**Instructies en eisen**
Herhaal woord voor woord de regels uit de lijst hieronder, van de regel met "series-line-12: [81, 390, 857, 460]" tot en met de regel met "x-tick-label: 300: [518, 899, 575, 935]".

**Opgeslagen gegevens**
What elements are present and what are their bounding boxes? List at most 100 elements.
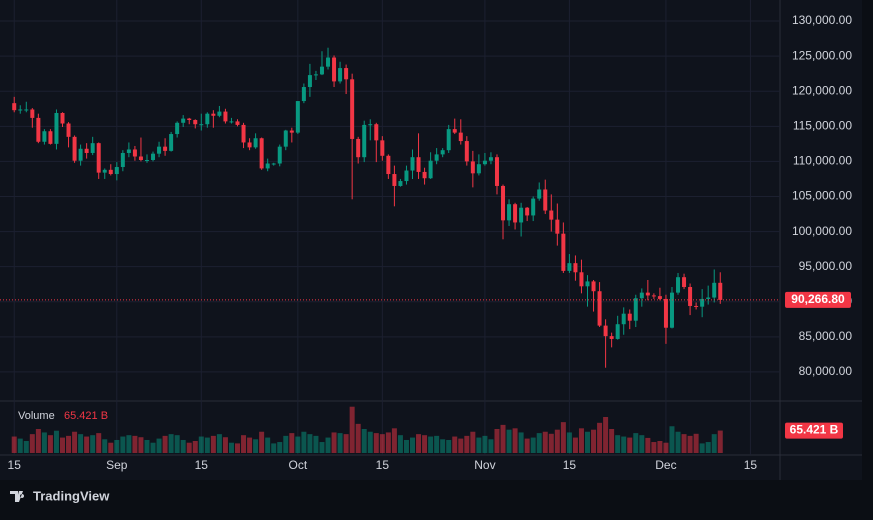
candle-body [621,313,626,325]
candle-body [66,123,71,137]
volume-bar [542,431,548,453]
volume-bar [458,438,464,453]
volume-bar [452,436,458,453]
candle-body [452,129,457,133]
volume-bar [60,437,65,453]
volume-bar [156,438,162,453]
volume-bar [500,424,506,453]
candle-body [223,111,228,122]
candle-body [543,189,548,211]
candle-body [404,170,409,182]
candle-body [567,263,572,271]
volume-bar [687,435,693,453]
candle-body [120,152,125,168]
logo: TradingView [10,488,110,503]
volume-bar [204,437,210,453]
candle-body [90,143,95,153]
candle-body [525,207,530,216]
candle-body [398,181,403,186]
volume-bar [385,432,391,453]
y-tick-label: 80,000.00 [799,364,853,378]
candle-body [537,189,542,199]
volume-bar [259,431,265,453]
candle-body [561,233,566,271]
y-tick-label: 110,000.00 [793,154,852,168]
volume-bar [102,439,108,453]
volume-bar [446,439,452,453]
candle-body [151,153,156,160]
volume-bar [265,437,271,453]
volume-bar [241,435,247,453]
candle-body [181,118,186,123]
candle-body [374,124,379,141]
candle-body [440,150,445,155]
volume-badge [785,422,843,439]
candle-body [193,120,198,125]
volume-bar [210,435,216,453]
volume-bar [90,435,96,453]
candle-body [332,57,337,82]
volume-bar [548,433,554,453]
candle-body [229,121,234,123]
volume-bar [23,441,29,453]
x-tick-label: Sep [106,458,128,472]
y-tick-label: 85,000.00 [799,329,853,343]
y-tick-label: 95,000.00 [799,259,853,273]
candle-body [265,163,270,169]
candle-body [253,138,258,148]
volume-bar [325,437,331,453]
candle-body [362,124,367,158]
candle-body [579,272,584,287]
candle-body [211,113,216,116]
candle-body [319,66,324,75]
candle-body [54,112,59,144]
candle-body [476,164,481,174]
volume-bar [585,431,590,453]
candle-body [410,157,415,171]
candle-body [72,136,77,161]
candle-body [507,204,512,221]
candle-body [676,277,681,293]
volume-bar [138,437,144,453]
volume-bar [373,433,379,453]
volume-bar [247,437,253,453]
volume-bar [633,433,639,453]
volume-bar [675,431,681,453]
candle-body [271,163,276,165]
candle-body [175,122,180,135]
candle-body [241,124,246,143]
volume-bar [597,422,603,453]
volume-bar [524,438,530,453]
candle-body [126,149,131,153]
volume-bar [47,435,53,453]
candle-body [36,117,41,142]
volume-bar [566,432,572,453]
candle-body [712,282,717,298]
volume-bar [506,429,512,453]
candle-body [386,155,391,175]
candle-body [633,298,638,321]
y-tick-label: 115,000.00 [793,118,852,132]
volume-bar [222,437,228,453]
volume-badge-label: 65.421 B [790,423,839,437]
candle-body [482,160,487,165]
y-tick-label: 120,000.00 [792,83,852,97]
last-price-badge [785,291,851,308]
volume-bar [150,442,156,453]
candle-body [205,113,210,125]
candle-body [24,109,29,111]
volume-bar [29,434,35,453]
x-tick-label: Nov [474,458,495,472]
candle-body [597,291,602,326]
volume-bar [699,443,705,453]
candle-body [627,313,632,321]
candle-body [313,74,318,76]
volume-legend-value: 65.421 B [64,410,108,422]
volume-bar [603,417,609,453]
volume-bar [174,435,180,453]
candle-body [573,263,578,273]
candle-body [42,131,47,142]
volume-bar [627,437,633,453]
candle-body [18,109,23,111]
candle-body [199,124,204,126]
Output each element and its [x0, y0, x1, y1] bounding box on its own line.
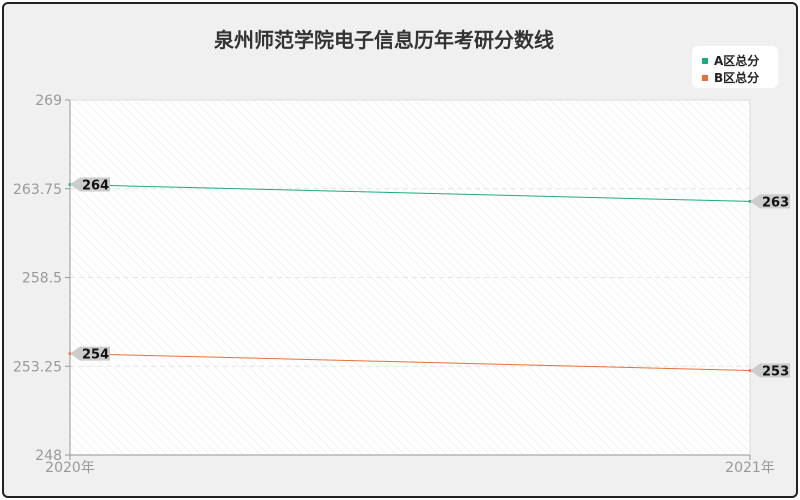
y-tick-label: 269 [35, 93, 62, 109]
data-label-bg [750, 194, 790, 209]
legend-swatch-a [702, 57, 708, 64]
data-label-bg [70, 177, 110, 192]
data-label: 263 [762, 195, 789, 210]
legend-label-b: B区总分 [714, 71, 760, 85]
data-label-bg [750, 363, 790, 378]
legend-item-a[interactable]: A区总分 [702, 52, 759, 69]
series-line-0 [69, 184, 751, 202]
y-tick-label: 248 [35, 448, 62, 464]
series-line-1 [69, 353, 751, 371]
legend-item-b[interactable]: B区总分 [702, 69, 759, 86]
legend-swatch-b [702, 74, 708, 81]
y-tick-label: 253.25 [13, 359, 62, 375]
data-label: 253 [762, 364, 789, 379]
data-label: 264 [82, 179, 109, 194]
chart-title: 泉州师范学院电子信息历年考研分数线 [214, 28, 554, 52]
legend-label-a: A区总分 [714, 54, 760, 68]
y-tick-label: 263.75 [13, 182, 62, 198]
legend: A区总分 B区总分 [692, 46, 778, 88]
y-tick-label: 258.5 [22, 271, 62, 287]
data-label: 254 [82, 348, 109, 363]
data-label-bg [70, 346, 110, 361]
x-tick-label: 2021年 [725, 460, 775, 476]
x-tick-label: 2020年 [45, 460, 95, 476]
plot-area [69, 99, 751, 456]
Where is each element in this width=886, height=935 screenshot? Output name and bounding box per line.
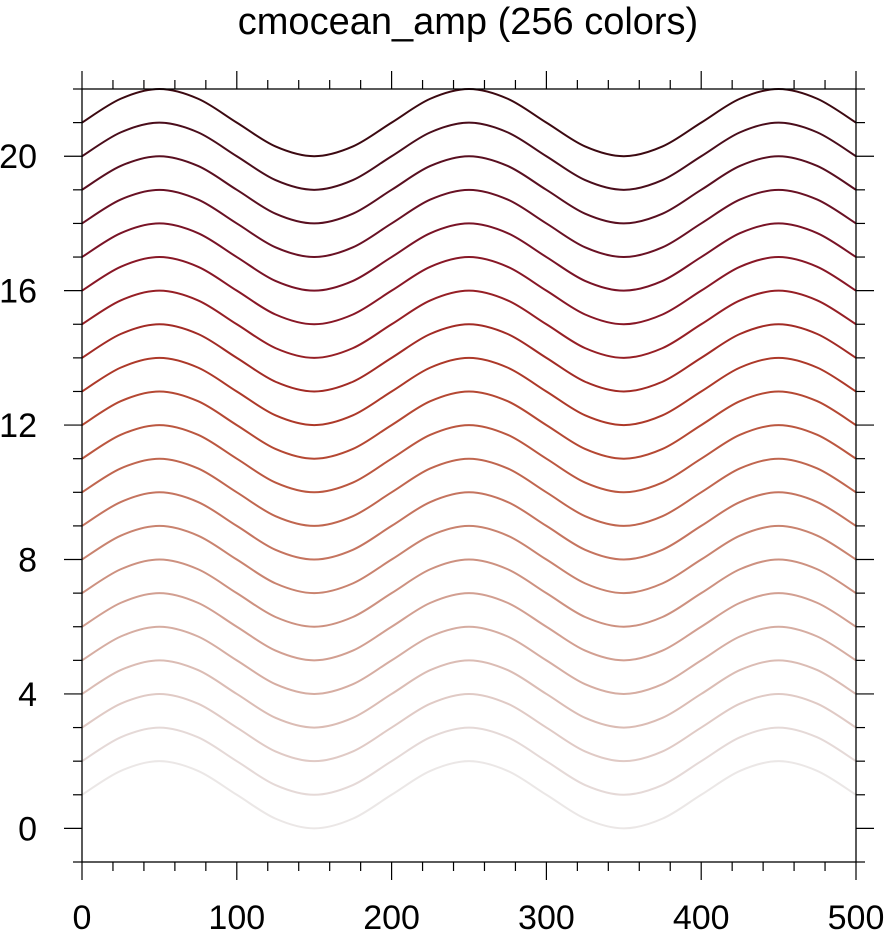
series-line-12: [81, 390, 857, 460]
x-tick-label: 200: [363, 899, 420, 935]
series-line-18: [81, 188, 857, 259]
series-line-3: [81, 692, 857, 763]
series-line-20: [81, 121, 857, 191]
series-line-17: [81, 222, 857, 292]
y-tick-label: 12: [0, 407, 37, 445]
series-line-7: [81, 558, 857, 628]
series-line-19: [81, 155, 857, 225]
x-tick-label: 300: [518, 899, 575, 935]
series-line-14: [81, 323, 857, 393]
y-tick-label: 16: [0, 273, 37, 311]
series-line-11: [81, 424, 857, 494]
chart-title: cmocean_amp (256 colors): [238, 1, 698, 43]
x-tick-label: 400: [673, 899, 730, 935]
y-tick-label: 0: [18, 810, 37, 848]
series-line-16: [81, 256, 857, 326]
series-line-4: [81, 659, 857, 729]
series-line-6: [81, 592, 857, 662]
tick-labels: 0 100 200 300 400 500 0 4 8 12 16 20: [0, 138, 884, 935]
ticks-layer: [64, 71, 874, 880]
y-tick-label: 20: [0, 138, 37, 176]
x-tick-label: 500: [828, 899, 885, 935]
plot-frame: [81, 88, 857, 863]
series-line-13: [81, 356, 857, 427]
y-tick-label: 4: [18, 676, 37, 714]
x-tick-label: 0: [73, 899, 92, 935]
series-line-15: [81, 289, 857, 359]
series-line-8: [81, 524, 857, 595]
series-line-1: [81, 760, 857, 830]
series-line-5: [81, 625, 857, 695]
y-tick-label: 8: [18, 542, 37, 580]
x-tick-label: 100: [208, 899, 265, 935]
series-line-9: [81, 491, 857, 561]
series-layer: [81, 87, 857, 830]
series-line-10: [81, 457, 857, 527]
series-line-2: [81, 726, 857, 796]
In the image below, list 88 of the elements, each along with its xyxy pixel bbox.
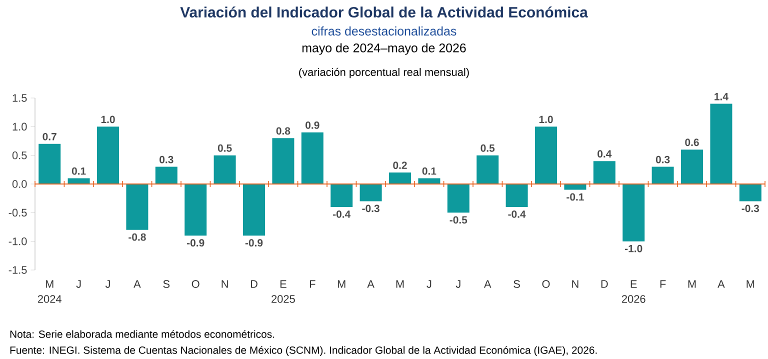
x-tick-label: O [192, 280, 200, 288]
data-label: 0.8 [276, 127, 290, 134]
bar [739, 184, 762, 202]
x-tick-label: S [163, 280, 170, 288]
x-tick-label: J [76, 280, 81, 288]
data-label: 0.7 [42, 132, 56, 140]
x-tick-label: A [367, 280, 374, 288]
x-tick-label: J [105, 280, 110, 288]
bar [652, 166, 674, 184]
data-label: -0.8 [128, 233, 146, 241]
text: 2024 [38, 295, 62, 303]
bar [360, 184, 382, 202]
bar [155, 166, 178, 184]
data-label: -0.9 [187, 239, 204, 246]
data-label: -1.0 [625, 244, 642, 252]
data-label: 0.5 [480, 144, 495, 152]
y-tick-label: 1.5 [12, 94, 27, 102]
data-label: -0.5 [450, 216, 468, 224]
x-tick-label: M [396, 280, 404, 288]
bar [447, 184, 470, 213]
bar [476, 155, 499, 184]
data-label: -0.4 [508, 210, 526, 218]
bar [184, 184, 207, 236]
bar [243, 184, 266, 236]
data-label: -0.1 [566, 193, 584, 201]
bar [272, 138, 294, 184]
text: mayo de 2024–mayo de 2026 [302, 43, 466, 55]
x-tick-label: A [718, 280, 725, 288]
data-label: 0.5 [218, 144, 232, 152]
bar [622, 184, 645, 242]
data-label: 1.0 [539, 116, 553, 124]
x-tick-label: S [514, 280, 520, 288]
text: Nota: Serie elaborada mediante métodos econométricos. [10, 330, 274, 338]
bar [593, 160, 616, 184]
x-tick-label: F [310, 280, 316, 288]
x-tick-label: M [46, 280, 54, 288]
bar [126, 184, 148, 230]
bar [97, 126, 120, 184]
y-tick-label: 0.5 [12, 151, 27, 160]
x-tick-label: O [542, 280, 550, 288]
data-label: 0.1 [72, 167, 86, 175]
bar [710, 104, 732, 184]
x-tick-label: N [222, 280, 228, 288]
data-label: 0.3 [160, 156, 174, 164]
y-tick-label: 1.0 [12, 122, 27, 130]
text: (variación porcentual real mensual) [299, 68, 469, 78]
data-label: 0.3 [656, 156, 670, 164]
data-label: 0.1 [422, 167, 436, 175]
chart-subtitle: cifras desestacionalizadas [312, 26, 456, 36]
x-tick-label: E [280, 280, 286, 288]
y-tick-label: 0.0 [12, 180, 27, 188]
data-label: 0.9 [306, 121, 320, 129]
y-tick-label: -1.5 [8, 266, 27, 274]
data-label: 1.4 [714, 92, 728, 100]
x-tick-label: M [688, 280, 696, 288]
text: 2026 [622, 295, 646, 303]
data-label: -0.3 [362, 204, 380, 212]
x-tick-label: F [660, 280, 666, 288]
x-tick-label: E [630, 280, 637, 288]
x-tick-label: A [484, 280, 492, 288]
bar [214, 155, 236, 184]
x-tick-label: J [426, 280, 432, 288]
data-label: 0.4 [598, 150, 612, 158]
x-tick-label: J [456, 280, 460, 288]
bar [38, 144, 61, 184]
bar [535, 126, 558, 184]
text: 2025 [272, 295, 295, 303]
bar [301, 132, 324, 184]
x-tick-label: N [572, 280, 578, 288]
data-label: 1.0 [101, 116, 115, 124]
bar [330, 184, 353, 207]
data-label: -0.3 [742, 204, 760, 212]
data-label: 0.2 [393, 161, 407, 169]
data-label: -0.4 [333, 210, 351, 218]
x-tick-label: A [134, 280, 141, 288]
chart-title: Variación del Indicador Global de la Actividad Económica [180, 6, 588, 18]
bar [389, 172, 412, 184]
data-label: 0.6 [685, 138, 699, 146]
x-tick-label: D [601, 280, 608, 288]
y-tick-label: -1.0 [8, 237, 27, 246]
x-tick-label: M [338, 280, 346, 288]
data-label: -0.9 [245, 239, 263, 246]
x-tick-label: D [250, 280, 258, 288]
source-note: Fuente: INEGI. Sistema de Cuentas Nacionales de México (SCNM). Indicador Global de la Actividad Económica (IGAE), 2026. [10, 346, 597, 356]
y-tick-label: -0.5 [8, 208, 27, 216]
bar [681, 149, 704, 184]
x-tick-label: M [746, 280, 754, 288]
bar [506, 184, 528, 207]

**Schriftelijk antwoord**
series-line-12: [81, 390, 857, 460]
x-tick-label: 200: [363, 899, 420, 935]
series-line-18: [81, 188, 857, 259]
series-line-3: [81, 692, 857, 763]
series-line-20: [81, 121, 857, 191]
series-line-17: [81, 222, 857, 292]
y-tick-label: 12: [0, 407, 37, 445]
series-line-7: [81, 558, 857, 628]
series-line-19: [81, 155, 857, 225]
x-tick-label: 300: [518, 899, 575, 935]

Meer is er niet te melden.